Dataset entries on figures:

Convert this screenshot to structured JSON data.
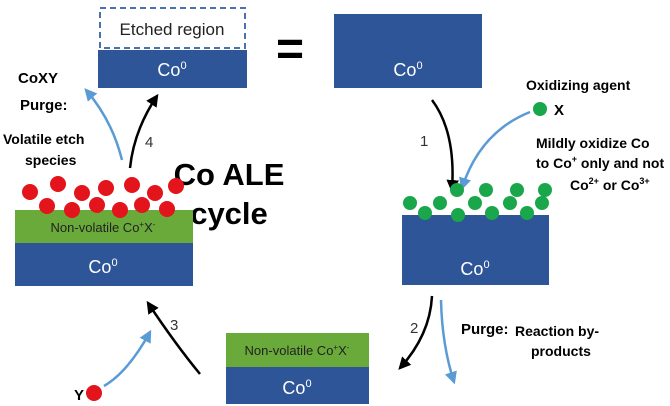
{
  "title": {
    "line1": "Co ALE",
    "line2": "cycle"
  },
  "labels": {
    "etched_region": "Etched region",
    "equals": "=",
    "co0": "Co",
    "co0_sup": "0",
    "nonvolatile": "Non-volatile Co",
    "nonvolatile_sup1": "+",
    "nonvolatile_x": "X",
    "nonvolatile_sup2": "-"
  },
  "steps": {
    "s1": "1",
    "s2": "2",
    "s3": "3",
    "s4": "4"
  },
  "annotations": {
    "oxidizing_agent": "Oxidizing agent",
    "x_species": "X",
    "oxidize_line1": "Mildly oxidize Co",
    "oxidize_line2_pre": "to Co",
    "oxidize_line2_sup": "+",
    "oxidize_line2_post": " only and not",
    "oxidize_line3_a": "Co",
    "oxidize_line3_sup_a": "2+",
    "oxidize_line3_mid": " or Co",
    "oxidize_line3_sup_b": "3+",
    "purge": "Purge:",
    "reaction_line1": "Reaction by-",
    "reaction_line2": "products",
    "y_species": "Y",
    "coxy": "CoXY",
    "purge_left": "Purge:",
    "volatile_line1": "Volatile etch",
    "volatile_line2": "species"
  },
  "colors": {
    "substrate": "#2e5597",
    "layer": "#6aaa3a",
    "x_dot": "#1aa64a",
    "y_dot": "#e3141b",
    "arrow_black": "#000000",
    "arrow_blue": "#5b9bd5"
  }
}
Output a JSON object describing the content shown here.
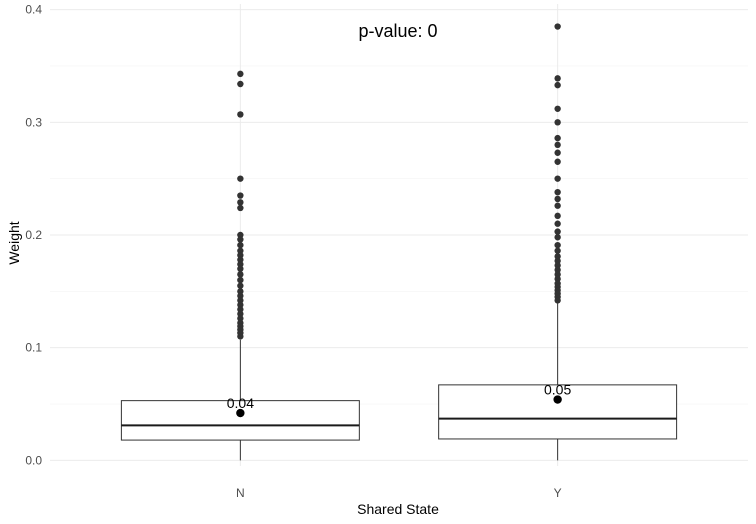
{
  "chart_data": {
    "type": "boxplot",
    "title": "",
    "xlabel": "Shared State",
    "ylabel": "Weight",
    "annotation": "p-value: 0",
    "ylim": [
      -0.005,
      0.405
    ],
    "yticks": [
      0.0,
      0.1,
      0.2,
      0.3,
      0.4
    ],
    "ytick_labels": [
      "0.0",
      "0.1",
      "0.2",
      "0.3",
      "0.4"
    ],
    "grid": true,
    "legend": "none",
    "categories": [
      "N",
      "Y"
    ],
    "boxes": [
      {
        "category": "N",
        "lower_whisker": 0.0,
        "q1": 0.018,
        "median": 0.031,
        "q3": 0.053,
        "upper_whisker": 0.107,
        "mean": 0.042,
        "mean_label": "0.04",
        "outliers": [
          0.343,
          0.334,
          0.307,
          0.25,
          0.235,
          0.229,
          0.224,
          0.2,
          0.196,
          0.191,
          0.186,
          0.182,
          0.178,
          0.174,
          0.17,
          0.165,
          0.16,
          0.155,
          0.15,
          0.146,
          0.142,
          0.138,
          0.134,
          0.13,
          0.126,
          0.122,
          0.119,
          0.116,
          0.113,
          0.11
        ]
      },
      {
        "category": "Y",
        "lower_whisker": 0.0,
        "q1": 0.019,
        "median": 0.037,
        "q3": 0.067,
        "upper_whisker": 0.14,
        "mean": 0.054,
        "mean_label": "0.05",
        "outliers": [
          0.385,
          0.339,
          0.333,
          0.312,
          0.3,
          0.286,
          0.28,
          0.273,
          0.265,
          0.25,
          0.238,
          0.232,
          0.226,
          0.217,
          0.21,
          0.203,
          0.198,
          0.191,
          0.186,
          0.181,
          0.177,
          0.173,
          0.169,
          0.165,
          0.161,
          0.157,
          0.154,
          0.151,
          0.148,
          0.145,
          0.142
        ]
      }
    ],
    "colors": {
      "grid_major": "#ebebeb",
      "grid_minor": "#f4f4f4",
      "box_line": "#333333",
      "median_line": "#1a1a1a",
      "outlier": "#333333",
      "mean_point": "#000000"
    }
  }
}
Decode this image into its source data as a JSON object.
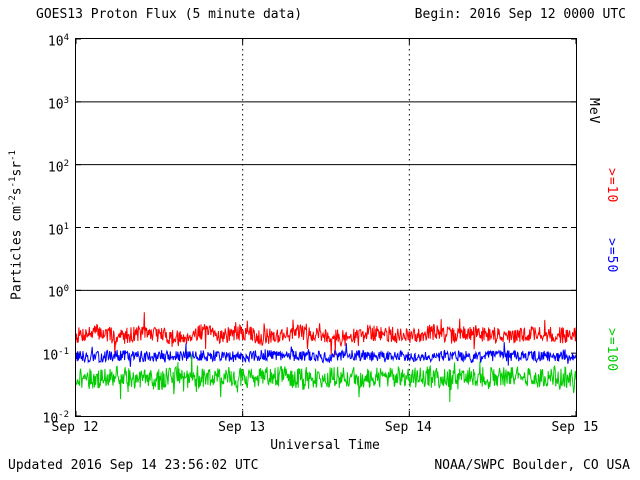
{
  "header": {
    "title": "GOES13 Proton Flux (5 minute data)",
    "begin": "Begin: 2016 Sep 12 0000 UTC"
  },
  "footer": {
    "updated": "Updated 2016 Sep 14 23:56:02 UTC",
    "credit": "NOAA/SWPC Boulder, CO USA"
  },
  "chart_data": {
    "type": "line",
    "title": "GOES13 Proton Flux (5 minute data)",
    "xlabel": "Universal Time",
    "ylabel_parts": [
      {
        "text": "Particles cm"
      },
      {
        "sup": "-2"
      },
      {
        "text": "s"
      },
      {
        "sup": "-1"
      },
      {
        "text": "sr"
      },
      {
        "sup": "-1"
      }
    ],
    "x_axis": {
      "start": "2016 Sep 12 0000 UTC",
      "end": "2016 Sep 15 0000 UTC",
      "days": 3,
      "tick_labels": [
        "Sep 12",
        "Sep 13",
        "Sep 14",
        "Sep 15"
      ],
      "gridline_days": [
        1,
        2
      ]
    },
    "y_axis": {
      "scale": "log",
      "min": 0.01,
      "max": 10000,
      "tick_base": "10",
      "tick_exponents": [
        4,
        3,
        2,
        1,
        0,
        -1,
        -2
      ],
      "solid_gridline_exponents": [
        3,
        2,
        0
      ],
      "dashed_gridline_exponents": [
        1
      ]
    },
    "right_labels": [
      {
        "name": "mev-unit",
        "text": "MeV",
        "color": "#000000",
        "column": 0,
        "slot": 0
      },
      {
        "name": "ge-10",
        "text": ">=10",
        "color": "#ff0000",
        "column": 1,
        "slot": 1
      },
      {
        "name": "ge-50",
        "text": ">=50",
        "color": "#0000ff",
        "column": 1,
        "slot": 2
      },
      {
        "name": "ge-100",
        "text": ">=100",
        "color": "#00cc00",
        "column": 1,
        "slot": 3
      }
    ],
    "sample_interval_minutes": 5,
    "series": [
      {
        "name": ">=10 MeV",
        "color": "#ff0000",
        "seed": 7,
        "approx_mean": 0.2,
        "approx_range": [
          0.13,
          0.35
        ],
        "noise_decades": 0.13,
        "spike_decades": 0.22,
        "trend_values": [
          0.19,
          0.22,
          0.18,
          0.21,
          0.2,
          0.17,
          0.22,
          0.19,
          0.21,
          0.18,
          0.2,
          0.22,
          0.19,
          0.17,
          0.21,
          0.2,
          0.18,
          0.22,
          0.19,
          0.21,
          0.2,
          0.18,
          0.21,
          0.19,
          0.2
        ]
      },
      {
        "name": ">=50 MeV",
        "color": "#0000ff",
        "seed": 13,
        "approx_mean": 0.09,
        "approx_range": [
          0.06,
          0.13
        ],
        "noise_decades": 0.09,
        "spike_decades": 0.14,
        "trend_values": [
          0.09,
          0.086,
          0.093,
          0.089,
          0.091,
          0.087,
          0.092,
          0.09,
          0.088,
          0.093,
          0.089,
          0.091,
          0.086,
          0.092,
          0.09,
          0.088,
          0.091,
          0.089,
          0.093,
          0.087,
          0.09,
          0.092,
          0.088,
          0.09,
          0.089
        ]
      },
      {
        "name": ">=100 MeV",
        "color": "#00cc00",
        "seed": 21,
        "approx_mean": 0.04,
        "approx_range": [
          0.017,
          0.075
        ],
        "noise_decades": 0.17,
        "spike_decades": 0.24,
        "trend_values": [
          0.041,
          0.039,
          0.043,
          0.04,
          0.038,
          0.042,
          0.04,
          0.044,
          0.039,
          0.041,
          0.043,
          0.038,
          0.04,
          0.042,
          0.039,
          0.041,
          0.04,
          0.043,
          0.038,
          0.041,
          0.04,
          0.042,
          0.039,
          0.041,
          0.04
        ]
      }
    ]
  }
}
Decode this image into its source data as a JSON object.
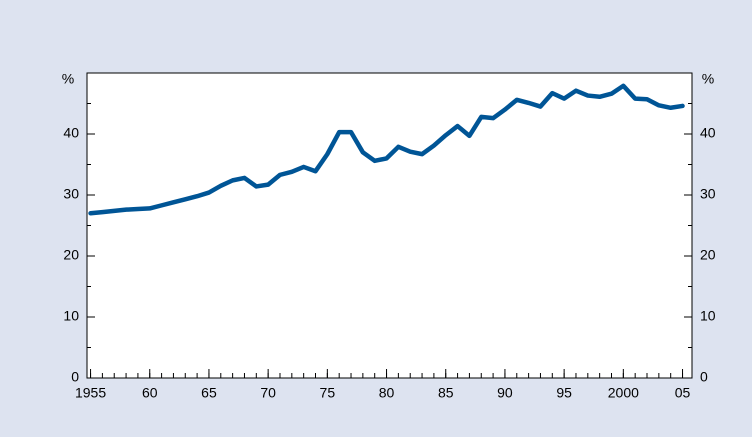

## Description of the task
Except for the pictures, copy every line of the records above exactly.

## Correct answer
Convert this screenshot to structured JSON data.
{
  "title": {
    "line1": "Co ALE",
    "line2": "cycle"
  },
  "labels": {
    "etched_region": "Etched region",
    "equals": "=",
    "co0": "Co",
    "co0_sup": "0",
    "nonvolatile": "Non-volatile Co",
    "nonvolatile_sup1": "+",
    "nonvolatile_x": "X",
    "nonvolatile_sup2": "-"
  },
  "steps": {
    "s1": "1",
    "s2": "2",
    "s3": "3",
    "s4": "4"
  },
  "annotations": {
    "oxidizing_agent": "Oxidizing agent",
    "x_species": "X",
    "oxidize_line1": "Mildly oxidize Co",
    "oxidize_line2_pre": "to Co",
    "oxidize_line2_sup": "+",
    "oxidize_line2_post": " only and not",
    "oxidize_line3_a": "Co",
    "oxidize_line3_sup_a": "2+",
    "oxidize_line3_mid": " or Co",
    "oxidize_line3_sup_b": "3+",
    "purge": "Purge:",
    "reaction_line1": "Reaction by-",
    "reaction_line2": "products",
    "y_species": "Y",
    "coxy": "CoXY",
    "purge_left": "Purge:",
    "volatile_line1": "Volatile etch",
    "volatile_line2": "species"
  },
  "colors": {
    "substrate": "#2e5597",
    "layer": "#6aaa3a",
    "x_dot": "#1aa64a",
    "y_dot": "#e3141b",
    "arrow_black": "#000000",
    "arrow_blue": "#5b9bd5"
  }
}
Output a JSON object describing the content shown here.
{
  "chart_data": {
    "type": "boxplot",
    "title": "",
    "xlabel": "Shared State",
    "ylabel": "Weight",
    "annotation": "p-value: 0",
    "ylim": [
      -0.005,
      0.405
    ],
    "yticks": [
      0.0,
      0.1,
      0.2,
      0.3,
      0.4
    ],
    "ytick_labels": [
      "0.0",
      "0.1",
      "0.2",
      "0.3",
      "0.4"
    ],
    "grid": true,
    "legend": "none",
    "categories": [
      "N",
      "Y"
    ],
    "boxes": [
      {
        "category": "N",
        "lower_whisker": 0.0,
        "q1": 0.018,
        "median": 0.031,
        "q3": 0.053,
        "upper_whisker": 0.107,
        "mean": 0.042,
        "mean_label": "0.04",
        "outliers": [
          0.343,
          0.334,
          0.307,
          0.25,
          0.235,
          0.229,
          0.224,
          0.2,
          0.196,
          0.191,
          0.186,
          0.182,
          0.178,
          0.174,
          0.17,
          0.165,
          0.16,
          0.155,
          0.15,
          0.146,
          0.142,
          0.138,
          0.134,
          0.13,
          0.126,
          0.122,
          0.119,
          0.116,
          0.113,
          0.11
        ]
      },
      {
        "category": "Y",
        "lower_whisker": 0.0,
        "q1": 0.019,
        "median": 0.037,
        "q3": 0.067,
        "upper_whisker": 0.14,
        "mean": 0.054,
        "mean_label": "0.05",
        "outliers": [
          0.385,
          0.339,
          0.333,
          0.312,
          0.3,
          0.286,
          0.28,
          0.273,
          0.265,
          0.25,
          0.238,
          0.232,
          0.226,
          0.217,
          0.21,
          0.203,
          0.198,
          0.191,
          0.186,
          0.181,
          0.177,
          0.173,
          0.169,
          0.165,
          0.161,
          0.157,
          0.154,
          0.151,
          0.148,
          0.145,
          0.142
        ]
      }
    ],
    "colors": {
      "grid_major": "#ebebeb",
      "grid_minor": "#f4f4f4",
      "box_line": "#333333",
      "median_line": "#1a1a1a",
      "outlier": "#333333",
      "mean_point": "#000000"
    }
  }
}
Decode this image into its source data as a JSON object.
{
  "header": {
    "title": "GOES13 Proton Flux (5 minute data)",
    "begin": "Begin: 2016 Sep 12 0000 UTC"
  },
  "footer": {
    "updated": "Updated 2016 Sep 14 23:56:02 UTC",
    "credit": "NOAA/SWPC Boulder, CO USA"
  },
  "chart_data": {
    "type": "line",
    "title": "GOES13 Proton Flux (5 minute data)",
    "xlabel": "Universal Time",
    "ylabel_parts": [
      {
        "text": "Particles cm"
      },
      {
        "sup": "-2"
      },
      {
        "text": "s"
      },
      {
        "sup": "-1"
      },
      {
        "text": "sr"
      },
      {
        "sup": "-1"
      }
    ],
    "x_axis": {
      "start": "2016 Sep 12 0000 UTC",
      "end": "2016 Sep 15 0000 UTC",
      "days": 3,
      "tick_labels": [
        "Sep 12",
        "Sep 13",
        "Sep 14",
        "Sep 15"
      ],
      "gridline_days": [
        1,
        2
      ]
    },
    "y_axis": {
      "scale": "log",
      "min": 0.01,
      "max": 10000,
      "tick_base": "10",
      "tick_exponents": [
        4,
        3,
        2,
        1,
        0,
        -1,
        -2
      ],
      "solid_gridline_exponents": [
        3,
        2,
        0
      ],
      "dashed_gridline_exponents": [
        1
      ]
    },
    "right_labels": [
      {
        "name": "mev-unit",
        "text": "MeV",
        "color": "#000000",
        "column": 0,
        "slot": 0
      },
      {
        "name": "ge-10",
        "text": ">=10",
        "color": "#ff0000",
        "column": 1,
        "slot": 1
      },
      {
        "name": "ge-50",
        "text": ">=50",
        "color": "#0000ff",
        "column": 1,
        "slot": 2
      },
      {
        "name": "ge-100",
        "text": ">=100",
        "color": "#00cc00",
        "column": 1,
        "slot": 3
      }
    ],
    "sample_interval_minutes": 5,
    "series": [
      {
        "name": ">=10 MeV",
        "color": "#ff0000",
        "seed": 7,
        "approx_mean": 0.2,
        "approx_range": [
          0.13,
          0.35
        ],
        "noise_decades": 0.13,
        "spike_decades": 0.22,
        "trend_values": [
          0.19,
          0.22,
          0.18,
          0.21,
          0.2,
          0.17,
          0.22,
          0.19,
          0.21,
          0.18,
          0.2,
          0.22,
          0.19,
          0.17,
          0.21,
          0.2,
          0.18,
          0.22,
          0.19,
          0.21,
          0.2,
          0.18,
          0.21,
          0.19,
          0.2
        ]
      },
      {
        "name": ">=50 MeV",
        "color": "#0000ff",
        "seed": 13,
        "approx_mean": 0.09,
        "approx_range": [
          0.06,
          0.13
        ],
        "noise_decades": 0.09,
        "spike_decades": 0.14,
        "trend_values": [
          0.09,
          0.086,
          0.093,
          0.089,
          0.091,
          0.087,
          0.092,
          0.09,
          0.088,
          0.093,
          0.089,
          0.091,
          0.086,
          0.092,
          0.09,
          0.088,
          0.091,
          0.089,
          0.093,
          0.087,
          0.09,
          0.092,
          0.088,
          0.09,
          0.089
        ]
      },
      {
        "name": ">=100 MeV",
        "color": "#00cc00",
        "seed": 21,
        "approx_mean": 0.04,
        "approx_range": [
          0.017,
          0.075
        ],
        "noise_decades": 0.17,
        "spike_decades": 0.24,
        "trend_values": [
          0.041,
          0.039,
          0.043,
          0.04,
          0.038,
          0.042,
          0.04,
          0.044,
          0.039,
          0.041,
          0.043,
          0.038,
          0.04,
          0.042,
          0.039,
          0.041,
          0.04,
          0.043,
          0.038,
          0.041,
          0.04,
          0.042,
          0.039,
          0.041,
          0.04
        ]
      }
    ]
  }
}
Decode this image into its source data as a JSON object.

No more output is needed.